▶ _OBJECTIVE_:
All material below is to be reproduced exactly.

▶ _SUPPLIED RECORDS_:
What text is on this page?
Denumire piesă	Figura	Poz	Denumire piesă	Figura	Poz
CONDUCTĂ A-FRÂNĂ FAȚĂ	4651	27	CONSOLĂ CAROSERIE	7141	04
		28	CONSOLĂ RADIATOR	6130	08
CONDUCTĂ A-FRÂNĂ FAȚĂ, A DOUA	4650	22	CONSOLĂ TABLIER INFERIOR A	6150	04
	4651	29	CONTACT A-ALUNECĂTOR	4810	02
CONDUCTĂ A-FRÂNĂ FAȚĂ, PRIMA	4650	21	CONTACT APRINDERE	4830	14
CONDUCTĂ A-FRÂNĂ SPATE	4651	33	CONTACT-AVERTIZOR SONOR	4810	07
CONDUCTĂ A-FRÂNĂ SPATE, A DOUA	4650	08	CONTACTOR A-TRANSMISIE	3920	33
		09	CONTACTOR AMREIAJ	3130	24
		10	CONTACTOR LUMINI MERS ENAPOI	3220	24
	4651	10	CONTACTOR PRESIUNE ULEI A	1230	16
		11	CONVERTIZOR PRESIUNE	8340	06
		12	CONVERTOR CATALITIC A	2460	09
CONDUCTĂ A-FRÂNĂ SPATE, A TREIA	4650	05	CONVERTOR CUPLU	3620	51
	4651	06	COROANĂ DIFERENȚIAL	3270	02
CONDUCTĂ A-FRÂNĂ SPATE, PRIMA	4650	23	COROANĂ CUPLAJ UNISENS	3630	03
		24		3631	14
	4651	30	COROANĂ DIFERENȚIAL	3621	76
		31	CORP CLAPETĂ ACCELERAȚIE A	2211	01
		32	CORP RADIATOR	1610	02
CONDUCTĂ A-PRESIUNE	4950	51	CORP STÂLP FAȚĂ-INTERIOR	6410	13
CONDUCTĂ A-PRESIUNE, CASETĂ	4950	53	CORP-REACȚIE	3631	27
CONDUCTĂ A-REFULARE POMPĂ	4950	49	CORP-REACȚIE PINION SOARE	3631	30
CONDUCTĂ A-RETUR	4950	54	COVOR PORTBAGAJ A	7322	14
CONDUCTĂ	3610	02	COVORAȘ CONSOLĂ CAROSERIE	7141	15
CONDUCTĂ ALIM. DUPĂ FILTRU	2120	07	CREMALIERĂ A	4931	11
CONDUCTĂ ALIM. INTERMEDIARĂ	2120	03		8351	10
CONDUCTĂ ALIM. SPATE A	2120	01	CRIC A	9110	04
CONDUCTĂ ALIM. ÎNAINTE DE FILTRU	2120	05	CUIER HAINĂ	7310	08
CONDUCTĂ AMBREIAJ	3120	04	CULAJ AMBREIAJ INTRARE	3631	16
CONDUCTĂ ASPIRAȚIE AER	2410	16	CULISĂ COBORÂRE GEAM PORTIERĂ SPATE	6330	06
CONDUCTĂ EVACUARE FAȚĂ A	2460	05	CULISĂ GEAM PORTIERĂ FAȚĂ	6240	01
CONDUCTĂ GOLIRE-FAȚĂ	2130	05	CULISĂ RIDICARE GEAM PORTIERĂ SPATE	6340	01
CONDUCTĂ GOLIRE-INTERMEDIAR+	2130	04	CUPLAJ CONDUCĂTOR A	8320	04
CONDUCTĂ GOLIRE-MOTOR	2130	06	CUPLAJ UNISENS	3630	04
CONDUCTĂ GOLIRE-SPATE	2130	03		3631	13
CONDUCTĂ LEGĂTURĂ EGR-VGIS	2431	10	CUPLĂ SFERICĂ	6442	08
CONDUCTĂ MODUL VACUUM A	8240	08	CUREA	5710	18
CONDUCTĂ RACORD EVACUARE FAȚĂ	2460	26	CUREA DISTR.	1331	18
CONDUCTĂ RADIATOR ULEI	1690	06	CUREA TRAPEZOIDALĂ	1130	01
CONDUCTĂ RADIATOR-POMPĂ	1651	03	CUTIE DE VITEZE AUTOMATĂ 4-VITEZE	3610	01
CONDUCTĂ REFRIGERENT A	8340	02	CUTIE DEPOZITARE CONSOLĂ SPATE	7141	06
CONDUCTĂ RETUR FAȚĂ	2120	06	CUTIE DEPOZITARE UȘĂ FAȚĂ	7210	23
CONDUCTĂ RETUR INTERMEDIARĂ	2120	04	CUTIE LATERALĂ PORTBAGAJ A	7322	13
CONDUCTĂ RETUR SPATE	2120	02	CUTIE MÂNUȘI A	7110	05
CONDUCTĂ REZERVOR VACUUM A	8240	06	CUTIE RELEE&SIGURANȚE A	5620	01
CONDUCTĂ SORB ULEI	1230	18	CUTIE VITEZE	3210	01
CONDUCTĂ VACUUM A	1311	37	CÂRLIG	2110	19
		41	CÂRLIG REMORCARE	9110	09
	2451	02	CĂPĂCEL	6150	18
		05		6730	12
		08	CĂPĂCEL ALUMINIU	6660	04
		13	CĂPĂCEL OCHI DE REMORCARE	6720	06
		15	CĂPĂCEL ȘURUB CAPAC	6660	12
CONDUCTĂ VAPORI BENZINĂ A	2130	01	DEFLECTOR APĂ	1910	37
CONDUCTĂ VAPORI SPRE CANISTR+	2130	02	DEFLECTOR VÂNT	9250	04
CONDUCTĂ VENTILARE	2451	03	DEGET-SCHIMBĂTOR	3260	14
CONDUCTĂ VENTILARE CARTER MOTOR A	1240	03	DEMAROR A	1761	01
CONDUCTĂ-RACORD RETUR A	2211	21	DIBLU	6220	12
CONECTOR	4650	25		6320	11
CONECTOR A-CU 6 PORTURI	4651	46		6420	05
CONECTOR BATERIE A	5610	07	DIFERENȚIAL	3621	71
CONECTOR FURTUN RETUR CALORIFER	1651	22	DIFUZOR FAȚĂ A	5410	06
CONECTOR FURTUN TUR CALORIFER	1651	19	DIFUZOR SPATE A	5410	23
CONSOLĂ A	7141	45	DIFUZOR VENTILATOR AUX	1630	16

▶ _RESULT OF THE EXERCISE_:
What text is on this page?
Denumire piesă	Figura	Poz	Denumire piesă	Figura	Poz
CONDUCTĂ A-FRÂNĂ FAȚĂ	4651	27	CONSOLĂ CAROSERIE	7141	04
		28	CONSOLĂ RADIATOR	6130	08
CONDUCTĂ A-FRÂNĂ FAȚĂ, A DOUA	4650	22	CONSOLĂ TABLIER INFERIOR A	6150	04
	4651	29	CONTACT A-ALUNECĂTOR	4810	02
CONDUCTĂ A-FRÂNĂ FAȚĂ, PRIMA	4650	21	CONTACT APRINDERE	4830	14
CONDUCTĂ A-FRÂNĂ SPATE	4651	33	CONTACT-AVERTIZOR SONOR	4810	07
CONDUCTĂ A-FRÂNĂ SPATE, A DOUA	4650	08	CONTACTOR A-TRANSMISIE	3920	33
		09	CONTACTOR AMREIAJ	3130	24
		10	CONTACTOR LUMINI MERS ENAPOI	3220	24
	4651	10	CONTACTOR PRESIUNE ULEI A	1230	16
		11	CONVERTIZOR PRESIUNE	8340	06
		12	CONVERTOR CATALITIC A	2460	09
CONDUCTĂ A-FRÂNĂ SPATE, A TREIA	4650	05	CONVERTOR CUPLU	3620	51
	4651	06	COROANĂ DIFERENȚIAL	3270	02
CONDUCTĂ A-FRÂNĂ SPATE, PRIMA	4650	23	COROANĂ CUPLAJ UNISENS	3630	03
		24		3631	14
	4651	30	COROANĂ DIFERENȚIAL	3621	76
		31	CORP CLAPETĂ ACCELERAȚIE A	2211	01
		32	CORP RADIATOR	1610	02
CONDUCTĂ A-PRESIUNE	4950	51	CORP STÂLP FAȚĂ-INTERIOR	6410	13
CONDUCTĂ A-PRESIUNE, CASETĂ	4950	53	CORP-REACȚIE	3631	27
CONDUCTĂ A-REFULARE POMPĂ	4950	49	CORP-REACȚIE PINION SOARE	3631	30
CONDUCTĂ A-RETUR	4950	54	COVOR PORTBAGAJ A	7322	14
CONDUCTĂ	3610	02	COVORAȘ CONSOLĂ CAROSERIE	7141	15
CONDUCTĂ ALIM. DUPĂ FILTRU	2120	07	CREMALIERĂ A	4931	11
CONDUCTĂ ALIM. INTERMEDIARĂ	2120	03		8351	10
CONDUCTĂ ALIM. SPATE A	2120	01	CRIC A	9110	04
CONDUCTĂ ALIM. ÎNAINTE DE FILTRU	2120	05	CUIER HAINĂ	7310	08
CONDUCTĂ AMBREIAJ	3120	04	CULAJ AMBREIAJ INTRARE	3631	16
CONDUCTĂ ASPIRAȚIE AER	2410	16	CULISĂ COBORÂRE GEAM PORTIERĂ SPATE	6330	06
CONDUCTĂ EVACUARE FAȚĂ A	2460	05	CULISĂ GEAM PORTIERĂ FAȚĂ	6240	01
CONDUCTĂ GOLIRE-FAȚĂ	2130	05	CULISĂ RIDICARE GEAM PORTIERĂ SPATE	6340	01
CONDUCTĂ GOLIRE-INTERMEDIAR+	2130	04	CUPLAJ CONDUCĂTOR A	8320	04
CONDUCTĂ GOLIRE-MOTOR	2130	06	CUPLAJ UNISENS	3630	04
CONDUCTĂ GOLIRE-SPATE	2130	03		3631	13
CONDUCTĂ LEGĂTURĂ EGR-VGIS	2431	10	CUPLĂ SFERICĂ	6442	08
CONDUCTĂ MODUL VACUUM A	8240	08	CUREA	5710	18
CONDUCTĂ RACORD EVACUARE FAȚĂ	2460	26	CUREA DISTR.	1331	18
CONDUCTĂ RADIATOR ULEI	1690	06	CUREA TRAPEZOIDALĂ	1130	01
CONDUCTĂ RADIATOR-POMPĂ	1651	03	CUTIE DE VITEZE AUTOMATĂ 4-VITEZE	3610	01
CONDUCTĂ REFRIGERENT A	8340	02	CUTIE DEPOZITARE CONSOLĂ SPATE	7141	06
CONDUCTĂ RETUR FAȚĂ	2120	06	CUTIE DEPOZITARE UȘĂ FAȚĂ	7210	23
CONDUCTĂ RETUR INTERMEDIARĂ	2120	04	CUTIE LATERALĂ PORTBAGAJ A	7322	13
CONDUCTĂ RETUR SPATE	2120	02	CUTIE MÂNUȘI A	7110	05
CONDUCTĂ REZERVOR VACUUM A	8240	06	CUTIE RELEE&SIGURANȚE A	5620	01
CONDUCTĂ SORB ULEI	1230	18	CUTIE VITEZE	3210	01
CONDUCTĂ VACUUM A	1311	37	CÂRLIG	2110	19
		41	CÂRLIG REMORCARE	9110	09
	2451	02	CĂPĂCEL	6150	18
		05		6730	12
		08	CĂPĂCEL ALUMINIU	6660	04
		13	CĂPĂCEL OCHI DE REMORCARE	6720	06
		15	CĂPĂCEL ȘURUB CAPAC	6660	12
CONDUCTĂ VAPORI BENZINĂ A	2130	01	DEFLECTOR APĂ	1910	37
CONDUCTĂ VAPORI SPRE CANISTR+	2130	02	DEFLECTOR VÂNT	9250	04
CONDUCTĂ VENTILARE	2451	03	DEGET-SCHIMBĂTOR	3260	14
CONDUCTĂ VENTILARE CARTER MOTOR A	1240	03	DEMAROR A	1761	01
CONDUCTĂ-RACORD RETUR A	2211	21	DIBLU	6220	12
CONECTOR	4650	25		6320	11
CONECTOR A-CU 6 PORTURI	4651	46		6420	05
CONECTOR BATERIE A	5610	07	DIFERENȚIAL	3621	71
CONECTOR FURTUN RETUR CALORIFER	1651	22	DIFUZOR FAȚĂ A	5410	06
CONECTOR FURTUN TUR CALORIFER	1651	19	DIFUZOR SPATE A	5410	23
CONSOLĂ A	7141	45	DIFUZOR VENTILATOR AUX	1630	16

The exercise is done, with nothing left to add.